**WRITTEN PROBLEM**: Copy out every line exactly as given.

**DATASET ROWS**:
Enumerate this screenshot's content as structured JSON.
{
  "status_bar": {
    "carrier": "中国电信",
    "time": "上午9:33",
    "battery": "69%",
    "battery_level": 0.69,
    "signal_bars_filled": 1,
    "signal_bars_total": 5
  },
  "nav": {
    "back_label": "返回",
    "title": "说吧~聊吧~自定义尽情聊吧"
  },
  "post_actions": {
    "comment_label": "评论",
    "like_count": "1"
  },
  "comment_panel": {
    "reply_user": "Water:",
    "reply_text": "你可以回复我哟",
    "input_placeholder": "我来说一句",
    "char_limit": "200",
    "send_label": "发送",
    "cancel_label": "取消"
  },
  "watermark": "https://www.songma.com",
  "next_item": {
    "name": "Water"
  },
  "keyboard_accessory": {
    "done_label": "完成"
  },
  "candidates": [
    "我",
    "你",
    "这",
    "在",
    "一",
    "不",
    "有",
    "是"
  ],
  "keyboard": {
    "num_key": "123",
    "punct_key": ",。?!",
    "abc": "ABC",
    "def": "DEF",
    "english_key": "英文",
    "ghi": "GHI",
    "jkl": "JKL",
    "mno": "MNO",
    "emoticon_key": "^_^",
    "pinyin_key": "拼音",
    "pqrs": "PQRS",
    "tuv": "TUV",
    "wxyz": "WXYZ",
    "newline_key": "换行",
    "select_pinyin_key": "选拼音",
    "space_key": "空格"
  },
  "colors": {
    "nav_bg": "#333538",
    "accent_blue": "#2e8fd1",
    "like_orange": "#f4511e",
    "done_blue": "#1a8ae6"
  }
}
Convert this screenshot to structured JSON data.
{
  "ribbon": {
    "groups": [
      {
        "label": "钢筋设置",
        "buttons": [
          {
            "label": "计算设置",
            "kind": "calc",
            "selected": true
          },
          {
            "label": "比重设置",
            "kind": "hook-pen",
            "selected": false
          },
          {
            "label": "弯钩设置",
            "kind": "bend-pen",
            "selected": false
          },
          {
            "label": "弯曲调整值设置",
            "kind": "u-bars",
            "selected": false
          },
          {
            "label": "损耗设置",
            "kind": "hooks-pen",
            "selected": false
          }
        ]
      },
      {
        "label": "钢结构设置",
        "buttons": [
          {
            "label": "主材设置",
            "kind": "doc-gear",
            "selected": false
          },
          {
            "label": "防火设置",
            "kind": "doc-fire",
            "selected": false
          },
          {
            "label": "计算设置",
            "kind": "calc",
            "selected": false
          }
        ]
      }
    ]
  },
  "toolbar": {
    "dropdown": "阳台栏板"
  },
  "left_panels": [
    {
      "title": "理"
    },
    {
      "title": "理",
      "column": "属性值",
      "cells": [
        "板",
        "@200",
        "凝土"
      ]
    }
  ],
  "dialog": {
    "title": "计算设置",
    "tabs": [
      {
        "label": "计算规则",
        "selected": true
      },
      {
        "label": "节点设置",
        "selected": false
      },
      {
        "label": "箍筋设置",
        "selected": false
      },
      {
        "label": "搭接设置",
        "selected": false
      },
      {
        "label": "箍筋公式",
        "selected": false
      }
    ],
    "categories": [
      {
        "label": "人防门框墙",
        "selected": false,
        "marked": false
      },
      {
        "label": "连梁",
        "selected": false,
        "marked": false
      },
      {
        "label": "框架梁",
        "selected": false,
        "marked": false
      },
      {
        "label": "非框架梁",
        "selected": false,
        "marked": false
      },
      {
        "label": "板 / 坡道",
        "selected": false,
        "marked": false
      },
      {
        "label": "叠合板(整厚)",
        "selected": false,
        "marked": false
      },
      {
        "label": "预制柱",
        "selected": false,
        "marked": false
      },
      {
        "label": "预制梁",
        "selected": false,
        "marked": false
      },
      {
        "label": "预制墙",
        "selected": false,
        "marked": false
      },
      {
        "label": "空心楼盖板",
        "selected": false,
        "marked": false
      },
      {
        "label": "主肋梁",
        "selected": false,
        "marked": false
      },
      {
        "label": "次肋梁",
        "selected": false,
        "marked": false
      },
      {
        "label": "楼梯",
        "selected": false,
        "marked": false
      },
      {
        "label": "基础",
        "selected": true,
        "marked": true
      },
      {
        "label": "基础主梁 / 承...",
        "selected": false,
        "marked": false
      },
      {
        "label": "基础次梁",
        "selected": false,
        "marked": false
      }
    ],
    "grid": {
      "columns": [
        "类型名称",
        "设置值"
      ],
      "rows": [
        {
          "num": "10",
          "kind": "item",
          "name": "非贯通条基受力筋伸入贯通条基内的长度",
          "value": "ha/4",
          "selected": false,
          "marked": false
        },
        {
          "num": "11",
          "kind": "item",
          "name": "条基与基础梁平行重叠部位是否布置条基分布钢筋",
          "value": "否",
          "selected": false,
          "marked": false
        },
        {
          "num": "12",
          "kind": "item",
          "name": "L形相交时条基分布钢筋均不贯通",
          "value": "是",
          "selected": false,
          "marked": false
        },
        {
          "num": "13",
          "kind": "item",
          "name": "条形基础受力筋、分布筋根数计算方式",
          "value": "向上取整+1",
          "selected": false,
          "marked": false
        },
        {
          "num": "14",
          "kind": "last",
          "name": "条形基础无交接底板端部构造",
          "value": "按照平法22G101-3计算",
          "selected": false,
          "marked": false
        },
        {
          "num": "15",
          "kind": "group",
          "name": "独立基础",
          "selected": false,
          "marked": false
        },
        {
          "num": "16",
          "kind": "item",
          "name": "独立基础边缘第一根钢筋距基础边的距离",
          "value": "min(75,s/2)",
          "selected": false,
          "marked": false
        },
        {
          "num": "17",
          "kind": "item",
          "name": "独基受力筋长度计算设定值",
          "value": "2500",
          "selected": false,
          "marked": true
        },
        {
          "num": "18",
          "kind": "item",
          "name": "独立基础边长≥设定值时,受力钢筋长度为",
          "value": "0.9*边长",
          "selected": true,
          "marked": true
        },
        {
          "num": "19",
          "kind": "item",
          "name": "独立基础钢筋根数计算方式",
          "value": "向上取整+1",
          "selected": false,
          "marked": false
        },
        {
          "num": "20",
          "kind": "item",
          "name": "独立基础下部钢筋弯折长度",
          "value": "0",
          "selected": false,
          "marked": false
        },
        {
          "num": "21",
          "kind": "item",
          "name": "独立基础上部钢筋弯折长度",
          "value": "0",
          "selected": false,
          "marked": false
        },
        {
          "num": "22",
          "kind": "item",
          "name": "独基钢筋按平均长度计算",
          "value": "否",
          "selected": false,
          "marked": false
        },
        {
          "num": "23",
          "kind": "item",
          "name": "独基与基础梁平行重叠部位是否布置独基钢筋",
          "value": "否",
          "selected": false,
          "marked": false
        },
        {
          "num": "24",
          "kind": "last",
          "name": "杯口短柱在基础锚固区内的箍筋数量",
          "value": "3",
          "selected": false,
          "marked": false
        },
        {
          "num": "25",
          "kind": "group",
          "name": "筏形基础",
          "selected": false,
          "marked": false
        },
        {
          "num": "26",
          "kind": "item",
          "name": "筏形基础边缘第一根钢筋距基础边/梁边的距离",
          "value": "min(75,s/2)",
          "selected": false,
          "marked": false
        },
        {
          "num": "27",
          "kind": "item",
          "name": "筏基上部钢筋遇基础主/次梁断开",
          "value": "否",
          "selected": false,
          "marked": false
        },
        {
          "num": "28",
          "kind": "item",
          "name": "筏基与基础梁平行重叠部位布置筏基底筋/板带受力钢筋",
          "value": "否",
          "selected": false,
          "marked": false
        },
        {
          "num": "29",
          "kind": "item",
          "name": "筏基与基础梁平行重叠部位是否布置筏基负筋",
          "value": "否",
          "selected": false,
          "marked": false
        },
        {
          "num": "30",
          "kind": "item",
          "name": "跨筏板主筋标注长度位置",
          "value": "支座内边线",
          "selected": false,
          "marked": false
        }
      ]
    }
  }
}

**FINAL ANSWER**:
Enumerate this screenshot's content as structured JSON.
{
  "status_bar": {
    "carrier": "中国电信",
    "time": "上午9:33",
    "battery": "69%",
    "battery_level": 0.69,
    "signal_bars_filled": 1,
    "signal_bars_total": 5
  },
  "nav": {
    "back_label": "返回",
    "title": "说吧~聊吧~自定义尽情聊吧"
  },
  "post_actions": {
    "comment_label": "评论",
    "like_count": "1"
  },
  "comment_panel": {
    "reply_user": "Water:",
    "reply_text": "你可以回复我哟",
    "input_placeholder": "我来说一句",
    "char_limit": "200",
    "send_label": "发送",
    "cancel_label": "取消"
  },
  "watermark": "https://www.songma.com",
  "next_item": {
    "name": "Water"
  },
  "keyboard_accessory": {
    "done_label": "完成"
  },
  "candidates": [
    "我",
    "你",
    "这",
    "在",
    "一",
    "不",
    "有",
    "是"
  ],
  "keyboard": {
    "num_key": "123",
    "punct_key": ",。?!",
    "abc": "ABC",
    "def": "DEF",
    "english_key": "英文",
    "ghi": "GHI",
    "jkl": "JKL",
    "mno": "MNO",
    "emoticon_key": "^_^",
    "pinyin_key": "拼音",
    "pqrs": "PQRS",
    "tuv": "TUV",
    "wxyz": "WXYZ",
    "newline_key": "换行",
    "select_pinyin_key": "选拼音",
    "space_key": "空格"
  },
  "colors": {
    "nav_bg": "#333538",
    "accent_blue": "#2e8fd1",
    "like_orange": "#f4511e",
    "done_blue": "#1a8ae6"
  }
}
Convert this screenshot to structured JSON data.
{
  "ribbon": {
    "groups": [
      {
        "label": "钢筋设置",
        "buttons": [
          {
            "label": "计算设置",
            "kind": "calc",
            "selected": true
          },
          {
            "label": "比重设置",
            "kind": "hook-pen",
            "selected": false
          },
          {
            "label": "弯钩设置",
            "kind": "bend-pen",
            "selected": false
          },
          {
            "label": "弯曲调整值设置",
            "kind": "u-bars",
            "selected": false
          },
          {
            "label": "损耗设置",
            "kind": "hooks-pen",
            "selected": false
          }
        ]
      },
      {
        "label": "钢结构设置",
        "buttons": [
          {
            "label": "主材设置",
            "kind": "doc-gear",
            "selected": false
          },
          {
            "label": "防火设置",
            "kind": "doc-fire",
            "selected": false
          },
          {
            "label": "计算设置",
            "kind": "calc",
            "selected": false
          }
        ]
      }
    ]
  },
  "toolbar": {
    "dropdown": "阳台栏板"
  },
  "left_panels": [
    {
      "title": "理"
    },
    {
      "title": "理",
      "column": "属性值",
      "cells": [
        "板",
        "@200",
        "凝土"
      ]
    }
  ],
  "dialog": {
    "title": "计算设置",
    "tabs": [
      {
        "label": "计算规则",
        "selected": true
      },
      {
        "label": "节点设置",
        "selected": false
      },
      {
        "label": "箍筋设置",
        "selected": false
      },
      {
        "label": "搭接设置",
        "selected": false
      },
      {
        "label": "箍筋公式",
        "selected": false
      }
    ],
    "categories": [
      {
        "label": "人防门框墙",
        "selected": false,
        "marked": false
      },
      {
        "label": "连梁",
        "selected": false,
        "marked": false
      },
      {
        "label": "框架梁",
        "selected": false,
        "marked": false
      },
      {
        "label": "非框架梁",
        "selected": false,
        "marked": false
      },
      {
        "label": "板 / 坡道",
        "selected": false,
        "marked": false
      },
      {
        "label": "叠合板(整厚)",
        "selected": false,
        "marked": false
      },
      {
        "label": "预制柱",
        "selected": false,
        "marked": false
      },
      {
        "label": "预制梁",
        "selected": false,
        "marked": false
      },
      {
        "label": "预制墙",
        "selected": false,
        "marked": false
      },
      {
        "label": "空心楼盖板",
        "selected": false,
        "marked": false
      },
      {
        "label": "主肋梁",
        "selected": false,
        "marked": false
      },
      {
        "label": "次肋梁",
        "selected": false,
        "marked": false
      },
      {
        "label": "楼梯",
        "selected": false,
        "marked": false
      },
      {
        "label": "基础",
        "selected": true,
        "marked": true
      },
      {
        "label": "基础主梁 / 承...",
        "selected": false,
        "marked": false
      },
      {
        "label": "基础次梁",
        "selected": false,
        "marked": false
      }
    ],
    "grid": {
      "columns": [
        "类型名称",
        "设置值"
      ],
      "rows": [
        {
          "num": "10",
          "kind": "item",
          "name": "非贯通条基受力筋伸入贯通条基内的长度",
          "value": "ha/4",
          "selected": false,
          "marked": false
        },
        {
          "num": "11",
          "kind": "item",
          "name": "条基与基础梁平行重叠部位是否布置条基分布钢筋",
          "value": "否",
          "selected": false,
          "marked": false
        },
        {
          "num": "12",
          "kind": "item",
          "name": "L形相交时条基分布钢筋均不贯通",
          "value": "是",
          "selected": false,
          "marked": false
        },
        {
          "num": "13",
          "kind": "item",
          "name": "条形基础受力筋、分布筋根数计算方式",
          "value": "向上取整+1",
          "selected": false,
          "marked": false
        },
        {
          "num": "14",
          "kind": "last",
          "name": "条形基础无交接底板端部构造",
          "value": "按照平法22G101-3计算",
          "selected": false,
          "marked": false
        },
        {
          "num": "15",
          "kind": "group",
          "name": "独立基础",
          "selected": false,
          "marked": false
        },
        {
          "num": "16",
          "kind": "item",
          "name": "独立基础边缘第一根钢筋距基础边的距离",
          "value": "min(75,s/2)",
          "selected": false,
          "marked": false
        },
        {
          "num": "17",
          "kind": "item",
          "name": "独基受力筋长度计算设定值",
          "value": "2500",
          "selected": false,
          "marked": true
        },
        {
          "num": "18",
          "kind": "item",
          "name": "独立基础边长≥设定值时,受力钢筋长度为",
          "value": "0.9*边长",
          "selected": true,
          "marked": true
        },
        {
          "num": "19",
          "kind": "item",
          "name": "独立基础钢筋根数计算方式",
          "value": "向上取整+1",
          "selected": false,
          "marked": false
        },
        {
          "num": "20",
          "kind": "item",
          "name": "独立基础下部钢筋弯折长度",
          "value": "0",
          "selected": false,
          "marked": false
        },
        {
          "num": "21",
          "kind": "item",
          "name": "独立基础上部钢筋弯折长度",
          "value": "0",
          "selected": false,
          "marked": false
        },
        {
          "num": "22",
          "kind": "item",
          "name": "独基钢筋按平均长度计算",
          "value": "否",
          "selected": false,
          "marked": false
        },
        {
          "num": "23",
          "kind": "item",
          "name": "独基与基础梁平行重叠部位是否布置独基钢筋",
          "value": "否",
          "selected": false,
          "marked": false
        },
        {
          "num": "24",
          "kind": "last",
          "name": "杯口短柱在基础锚固区内的箍筋数量",
          "value": "3",
          "selected": false,
          "marked": false
        },
        {
          "num": "25",
          "kind": "group",
          "name": "筏形基础",
          "selected": false,
          "marked": false
        },
        {
          "num": "26",
          "kind": "item",
          "name": "筏形基础边缘第一根钢筋距基础边/梁边的距离",
          "value": "min(75,s/2)",
          "selected": false,
          "marked": false
        },
        {
          "num": "27",
          "kind": "item",
          "name": "筏基上部钢筋遇基础主/次梁断开",
          "value": "否",
          "selected": false,
          "marked": false
        },
        {
          "num": "28",
          "kind": "item",
          "name": "筏基与基础梁平行重叠部位布置筏基底筋/板带受力钢筋",
          "value": "否",
          "selected": false,
          "marked": false
        },
        {
          "num": "29",
          "kind": "item",
          "name": "筏基与基础梁平行重叠部位是否布置筏基负筋",
          "value": "否",
          "selected": false,
          "marked": false
        },
        {
          "num": "30",
          "kind": "item",
          "name": "跨筏板主筋标注长度位置",
          "value": "支座内边线",
          "selected": false,
          "marked": false
        }
      ]
    }
  }
}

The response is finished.